TASK INSTRUCTIONS — Copy every record exactly, and keep the pictures out.

--- START DATASET CONTENT ---

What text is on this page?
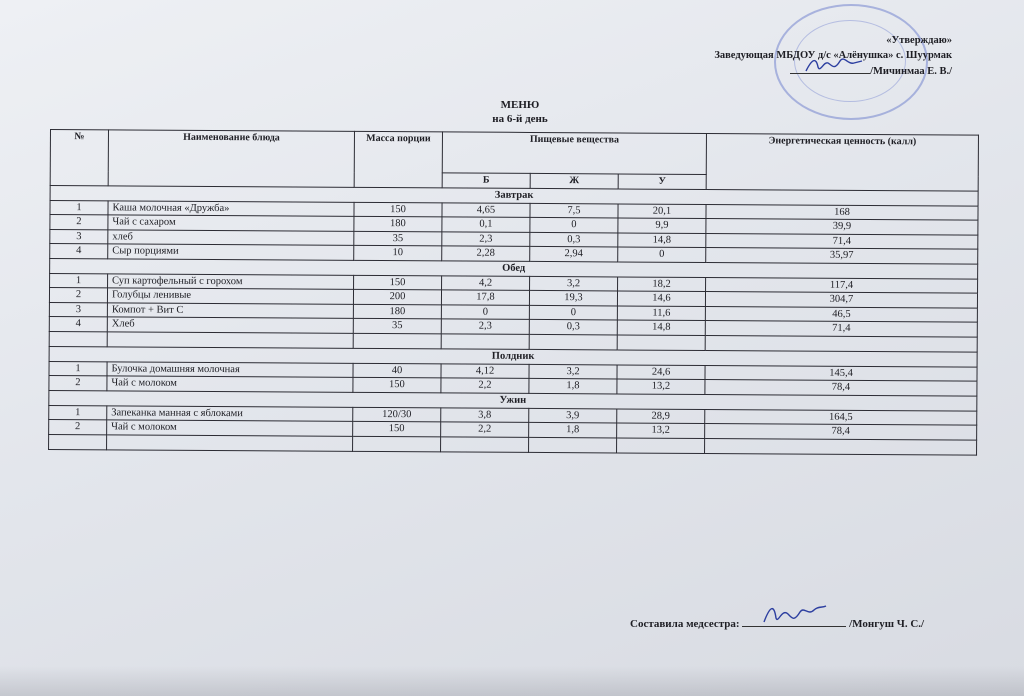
«Утверждаю»
Заведующая МБДОУ д/с «Алёнушка» с. Шуурмак
/Мичинмаа Е. В./
МЕНЮ
на 6-й день
№	Наименование блюда	Масса порции	Пищевые вещества			Энергетическая ценность (калл)
			Б	Ж	У	
Завтрак						
1	Каша молочная «Дружба»	150	4,65	7,5	20,1	168
2	Чай с сахаром	180	0,1	0	9,9	39,9
3	хлеб	35	2,3	0,3	14,8	71,4
4	Сыр порциями	10	2,28	2,94	0	35,97
Обед						
1	Суп картофельный с горохом	150	4,2	3,2	18,2	117,4
2	Голубцы ленивые	200	17,8	19,3	14,6	304,7
3	Компот + Вит С	180	0	0	11,6	46,5
4	Хлеб	35	2,3	0,3	14,8	71,4

Полдник						
1	Булочка домашняя молочная	40	4,12	3,2	24,6	145,4
2	Чай с молоком	150	2,2	1,8	13,2	78,4
Ужин						
1	Запеканка манная с яблоками	120/30	3,8	3,9	28,9	164,5
2	Чай с молоком	150	2,2	1,8	13,2	78,4

Составила медсестра:	/Монгуш Ч. С./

--- END DATASET CONTENT ---

FINAL RESULT —
What text is on this page?
«Утверждаю»
Заведующая МБДОУ д/с «Алёнушка» с. Шуурмак
/Мичинмаа Е. В./
МЕНЮ
на 6-й день
№	Наименование блюда	Масса порции	Пищевые вещества			Энергетическая ценность (калл)
			Б	Ж	У	
Завтрак						
1	Каша молочная «Дружба»	150	4,65	7,5	20,1	168
2	Чай с сахаром	180	0,1	0	9,9	39,9
3	хлеб	35	2,3	0,3	14,8	71,4
4	Сыр порциями	10	2,28	2,94	0	35,97
Обед						
1	Суп картофельный с горохом	150	4,2	3,2	18,2	117,4
2	Голубцы ленивые	200	17,8	19,3	14,6	304,7
3	Компот + Вит С	180	0	0	11,6	46,5
4	Хлеб	35	2,3	0,3	14,8	71,4

Полдник						
1	Булочка домашняя молочная	40	4,12	3,2	24,6	145,4
2	Чай с молоком	150	2,2	1,8	13,2	78,4
Ужин						
1	Запеканка манная с яблоками	120/30	3,8	3,9	28,9	164,5
2	Чай с молоком	150	2,2	1,8	13,2	78,4

Составила медсестра:	/Монгуш Ч. С./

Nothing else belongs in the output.